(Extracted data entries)
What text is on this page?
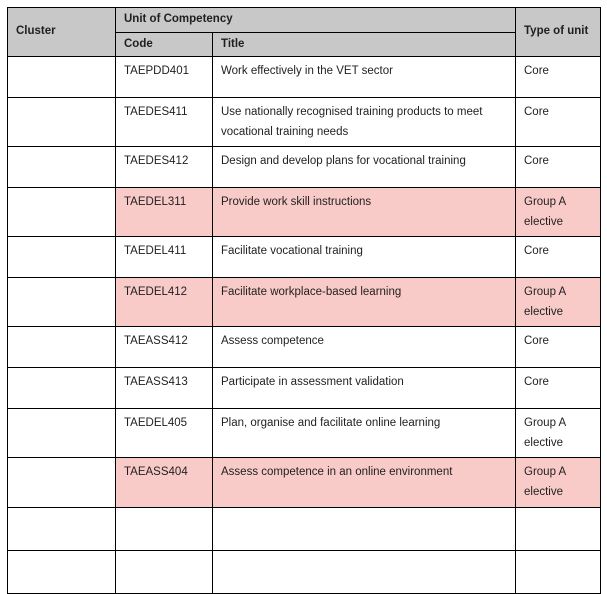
Cluster	Unit of Competency		Type of unit
	Code	Title	
	TAEPDD401	Work effectively in the VET sector	Core
	TAEDES411	Use nationally recognised training products to meet vocational training needs	Core
	TAEDES412	Design and develop plans for vocational training	Core
	TAEDEL311	Provide work skill instructions	Group A elective
	TAEDEL411	Facilitate vocational training	Core
	TAEDEL412	Facilitate workplace-based learning	Group A elective
	TAEASS412	Assess competence	Core
	TAEASS413	Participate in assessment validation	Core
	TAEDEL405	Plan, organise and facilitate online learning	Group A elective
	TAEASS404	Assess competence in an online environment	Group A elective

* Instructions for the task *
For the entries above, state how many lines contain the word "vocational". Provide the number by itself.

* Output of the task *
3